The task: Return the lines where the word "לצעוק" occurs.

Recorded information:

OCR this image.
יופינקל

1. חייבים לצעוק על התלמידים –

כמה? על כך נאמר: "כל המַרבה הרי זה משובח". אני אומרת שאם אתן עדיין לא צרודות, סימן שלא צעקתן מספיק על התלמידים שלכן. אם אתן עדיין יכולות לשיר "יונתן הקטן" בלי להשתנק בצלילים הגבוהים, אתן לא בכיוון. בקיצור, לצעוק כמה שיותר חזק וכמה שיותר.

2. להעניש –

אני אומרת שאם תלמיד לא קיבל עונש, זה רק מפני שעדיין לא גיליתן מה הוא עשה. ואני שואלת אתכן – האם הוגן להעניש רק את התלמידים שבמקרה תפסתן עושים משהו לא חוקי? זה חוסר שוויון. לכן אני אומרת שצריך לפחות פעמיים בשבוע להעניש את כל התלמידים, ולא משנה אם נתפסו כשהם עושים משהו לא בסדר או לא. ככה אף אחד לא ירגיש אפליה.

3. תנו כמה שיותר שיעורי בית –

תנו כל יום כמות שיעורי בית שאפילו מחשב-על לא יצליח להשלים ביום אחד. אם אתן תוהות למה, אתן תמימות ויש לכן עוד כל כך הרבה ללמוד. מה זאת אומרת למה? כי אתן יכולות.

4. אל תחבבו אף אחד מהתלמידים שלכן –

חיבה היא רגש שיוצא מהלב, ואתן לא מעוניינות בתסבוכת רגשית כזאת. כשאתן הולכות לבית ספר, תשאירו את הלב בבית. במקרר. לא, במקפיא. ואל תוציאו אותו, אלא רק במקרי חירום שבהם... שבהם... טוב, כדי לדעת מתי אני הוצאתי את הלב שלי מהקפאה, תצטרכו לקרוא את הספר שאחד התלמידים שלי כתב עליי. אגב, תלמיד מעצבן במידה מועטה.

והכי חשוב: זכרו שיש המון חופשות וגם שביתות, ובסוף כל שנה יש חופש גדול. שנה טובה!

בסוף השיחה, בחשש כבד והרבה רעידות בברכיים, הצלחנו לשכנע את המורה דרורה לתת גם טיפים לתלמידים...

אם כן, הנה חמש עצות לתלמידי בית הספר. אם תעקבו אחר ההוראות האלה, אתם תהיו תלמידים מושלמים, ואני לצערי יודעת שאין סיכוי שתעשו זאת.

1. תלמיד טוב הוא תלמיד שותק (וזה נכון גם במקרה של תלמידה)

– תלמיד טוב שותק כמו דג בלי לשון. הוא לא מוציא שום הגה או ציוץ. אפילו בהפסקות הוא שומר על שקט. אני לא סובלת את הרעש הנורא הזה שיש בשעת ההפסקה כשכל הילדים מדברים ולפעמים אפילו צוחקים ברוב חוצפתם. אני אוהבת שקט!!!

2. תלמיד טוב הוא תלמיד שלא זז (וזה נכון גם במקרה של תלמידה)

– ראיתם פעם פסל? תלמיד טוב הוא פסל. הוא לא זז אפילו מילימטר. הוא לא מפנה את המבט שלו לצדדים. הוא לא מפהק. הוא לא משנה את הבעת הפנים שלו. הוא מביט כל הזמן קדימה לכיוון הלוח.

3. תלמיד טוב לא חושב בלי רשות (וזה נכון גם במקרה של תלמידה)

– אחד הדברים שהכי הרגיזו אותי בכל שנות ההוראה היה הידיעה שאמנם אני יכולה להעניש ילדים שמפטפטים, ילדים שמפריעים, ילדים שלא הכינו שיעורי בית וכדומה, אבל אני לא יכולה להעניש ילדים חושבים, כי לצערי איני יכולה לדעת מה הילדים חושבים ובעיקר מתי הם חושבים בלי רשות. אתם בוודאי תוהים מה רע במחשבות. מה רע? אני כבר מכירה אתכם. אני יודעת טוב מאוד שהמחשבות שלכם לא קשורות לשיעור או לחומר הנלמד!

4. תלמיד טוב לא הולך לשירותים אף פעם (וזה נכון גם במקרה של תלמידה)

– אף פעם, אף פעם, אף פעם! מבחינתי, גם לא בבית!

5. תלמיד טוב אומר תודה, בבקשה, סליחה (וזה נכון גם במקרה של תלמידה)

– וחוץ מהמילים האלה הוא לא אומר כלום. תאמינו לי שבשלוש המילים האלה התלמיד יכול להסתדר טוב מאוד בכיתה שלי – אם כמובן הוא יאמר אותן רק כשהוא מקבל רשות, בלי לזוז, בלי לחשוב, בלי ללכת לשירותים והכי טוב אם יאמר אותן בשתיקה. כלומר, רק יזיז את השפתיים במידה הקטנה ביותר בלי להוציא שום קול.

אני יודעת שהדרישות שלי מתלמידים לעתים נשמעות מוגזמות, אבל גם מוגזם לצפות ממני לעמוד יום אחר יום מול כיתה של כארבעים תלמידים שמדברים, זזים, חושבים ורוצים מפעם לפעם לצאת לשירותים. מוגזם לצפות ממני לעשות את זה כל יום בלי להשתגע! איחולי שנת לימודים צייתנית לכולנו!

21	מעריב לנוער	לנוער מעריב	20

Response for this exercise:
1. חייבים לצעוק על התלמידים –
כמה? על כך נאמר: "כל המַרבה הרי זה משובח". אני אומרת שאם אתן עדיין לא צרודות, סימן שלא צעקתן מספיק על התלמידים שלכן. אם אתן עדיין יכולות לשיר "יונתן הקטן" בלי להשתנק בצלילים הגבוהים, אתן לא בכיוון. בקיצור, לצעוק כמה שיותר חזק וכמה שיותר.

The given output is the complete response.